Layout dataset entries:
-- BEGIN --
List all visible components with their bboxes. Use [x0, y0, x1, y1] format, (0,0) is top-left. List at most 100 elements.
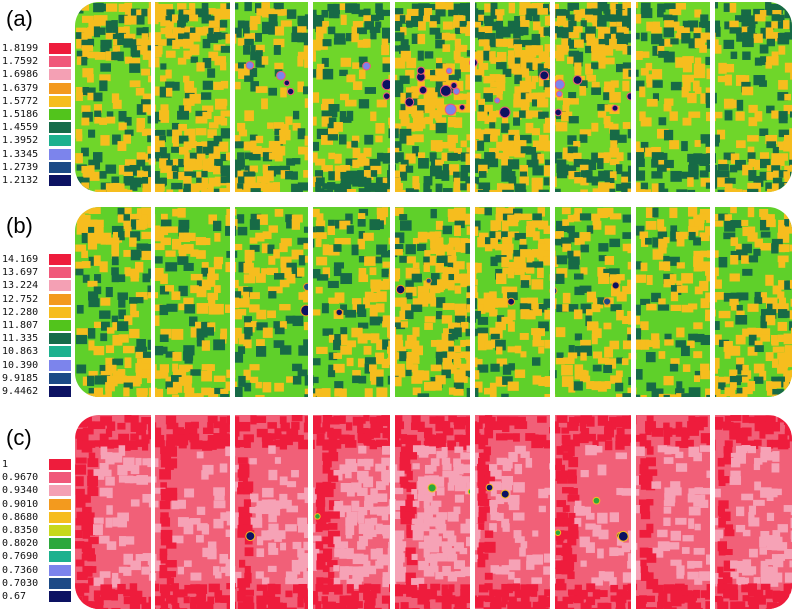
legend-value: 1.2132	[2, 175, 39, 186]
defect-spot	[439, 84, 452, 97]
strip-separator	[631, 415, 636, 609]
strip-separator	[470, 2, 475, 192]
legend-swatch	[49, 538, 71, 550]
defect-spot	[382, 92, 391, 100]
legend-value: 0.7360	[2, 564, 39, 576]
strip-separator	[390, 2, 395, 192]
legend-swatch	[49, 485, 71, 497]
defect-spot	[416, 66, 426, 75]
legend-item: 1.3952	[2, 134, 72, 147]
legend-item: 1.5772	[2, 95, 72, 108]
defect-spot	[445, 67, 453, 75]
legend-swatch	[49, 472, 71, 484]
legend-item: 12.280	[2, 306, 72, 319]
legend-value: 1.5772	[2, 95, 39, 107]
legend-swatch	[49, 372, 71, 384]
legend-item: 1.4559	[2, 121, 72, 134]
strip-separator	[230, 207, 235, 397]
legend-item: 0.9670	[2, 471, 72, 484]
legend-swatch	[49, 148, 71, 160]
legend-item: 0.8680	[2, 511, 72, 524]
legend-item: 1.2132	[2, 174, 72, 187]
legend-swatch	[49, 280, 71, 292]
legend-item: 0.7030	[2, 577, 72, 590]
legend-item: 1.7592	[2, 55, 72, 68]
defect-spot	[603, 297, 612, 306]
legend-value: 1.6986	[2, 69, 39, 81]
strip-separator	[550, 415, 555, 609]
legend-swatch	[49, 525, 71, 536]
legend-swatch	[49, 551, 71, 563]
legend-swatch	[49, 69, 71, 81]
legend-value: 9.9185	[2, 372, 39, 384]
legend-value: 13.224	[2, 280, 39, 292]
legend-swatch	[49, 498, 71, 510]
strip-separator	[308, 207, 313, 397]
legend-swatch	[49, 459, 71, 470]
legend-swatch	[49, 254, 71, 265]
legend-item: 0.8350	[2, 524, 72, 537]
strip-separator	[631, 2, 636, 192]
strip-separator	[308, 2, 313, 192]
legend-swatch	[49, 386, 71, 397]
legend-value: 12.280	[2, 306, 39, 318]
defect-spot	[611, 104, 619, 112]
defect-spot	[458, 104, 466, 111]
defect-spot	[418, 85, 428, 95]
defect-spot	[286, 87, 295, 96]
legend-value: 10.390	[2, 359, 39, 371]
legend-value: 9.4462	[2, 386, 39, 397]
defect-spot	[283, 79, 291, 87]
legend-swatch	[49, 161, 71, 173]
strip-separator	[710, 415, 715, 609]
legend-item: 1.2739	[2, 161, 72, 174]
legend-swatch	[49, 511, 71, 523]
defect-spot	[611, 281, 620, 290]
contour-map	[75, 2, 792, 192]
legend-value: 0.8350	[2, 525, 39, 536]
legend-item: 1.8199	[2, 42, 72, 55]
strip-separator	[308, 415, 313, 609]
legend-swatch	[49, 306, 71, 318]
defect-spot	[314, 513, 321, 520]
legend-swatch	[49, 346, 71, 358]
legend-item: 13.697	[2, 266, 72, 279]
legend-swatch	[49, 175, 71, 186]
legend-value: 0.7690	[2, 551, 39, 563]
legend-value: 11.335	[2, 333, 39, 345]
legend-value: 0.9010	[2, 498, 39, 510]
defect-spot	[494, 97, 501, 104]
defect-spot	[485, 483, 494, 492]
defect-spot	[427, 483, 437, 493]
contour-map	[75, 207, 792, 397]
legend-item: 13.224	[2, 279, 72, 292]
legend-value: 1.3952	[2, 135, 39, 147]
legend-swatch	[49, 577, 71, 589]
strip-separator	[710, 207, 715, 397]
legend-item: 11.807	[2, 319, 72, 332]
legend-value: 0.9670	[2, 472, 39, 484]
legend-value: 0.9340	[2, 485, 39, 497]
strip-separator	[151, 2, 155, 192]
legend-item: 11.335	[2, 332, 72, 345]
legend-swatch	[49, 267, 71, 279]
defect-spot	[592, 496, 601, 505]
defect-spot	[572, 75, 583, 85]
legend-swatch	[49, 109, 71, 120]
legend-value: 0.8680	[2, 511, 39, 523]
defect-spot	[245, 531, 256, 542]
strip-separator	[390, 207, 395, 397]
legend-item: 1	[2, 458, 72, 471]
legend-item: 1.5186	[2, 108, 72, 121]
legend-swatch	[49, 135, 71, 147]
strip-separator	[470, 415, 475, 609]
legend-value: 1.6379	[2, 82, 39, 94]
legend-value: 1.5186	[2, 109, 39, 120]
legend-swatch	[49, 359, 71, 371]
legend-item: 10.390	[2, 359, 72, 372]
legend-item: 10.863	[2, 345, 72, 358]
strip-separator	[710, 2, 715, 192]
legend-value: 10.863	[2, 346, 39, 358]
legend-value: 1.3345	[2, 148, 39, 160]
legend-item: 0.7690	[2, 550, 72, 563]
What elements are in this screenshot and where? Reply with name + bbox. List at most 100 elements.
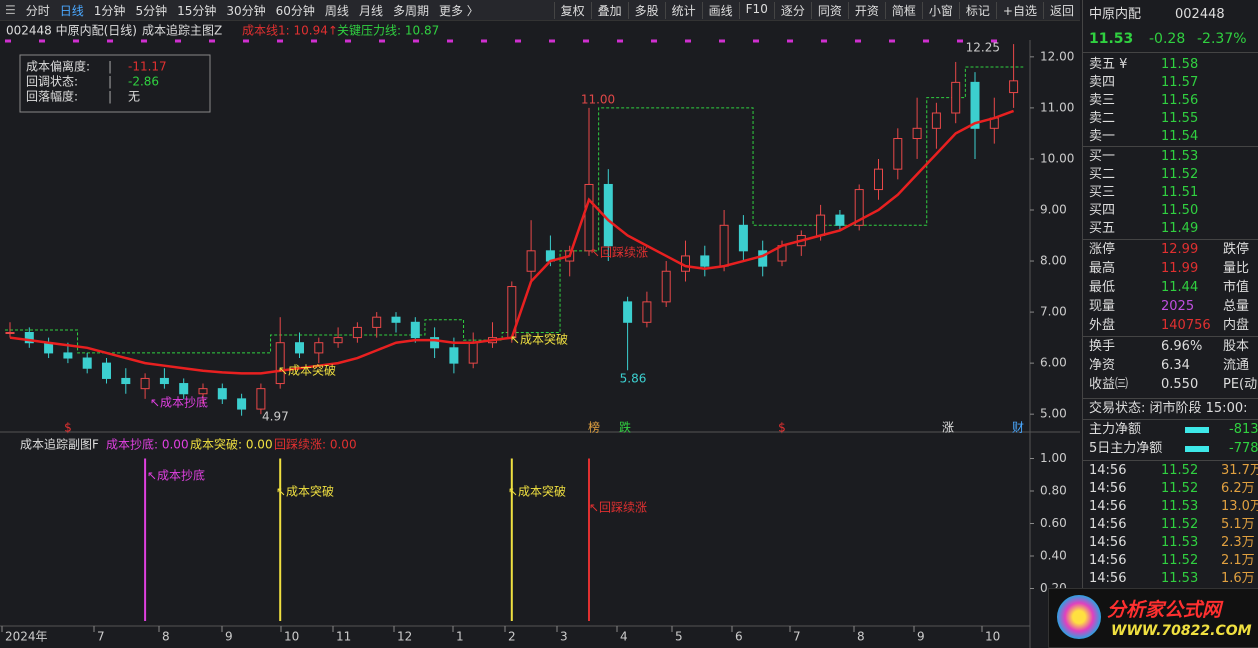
-- END --
## Aim of the exercise
Return the part of the material that opens with the line containing "175, 39, 186]" and closes with the line containing "95, 39, 107]", copying every line in it unchanged and including both ends.

## Response to this task
legend-value: 1.2132	[2, 175, 39, 186]
defect-spot	[439, 84, 452, 97]
strip-separator	[631, 415, 636, 609]
strip-separator	[470, 2, 475, 192]
legend-swatch	[49, 538, 71, 550]
defect-spot	[382, 92, 391, 100]
legend-value: 0.7360	[2, 564, 39, 576]
strip-separator	[390, 2, 395, 192]
legend-swatch	[49, 485, 71, 497]
defect-spot	[416, 66, 426, 75]
legend-item: 1.3952	[2, 134, 72, 147]
legend-item: 1.5772	[2, 95, 72, 108]
defect-spot	[445, 67, 453, 75]
legend-swatch	[49, 472, 71, 484]
legend-item: 12.280	[2, 306, 72, 319]
legend-value: 1.5772	[2, 95, 39, 107]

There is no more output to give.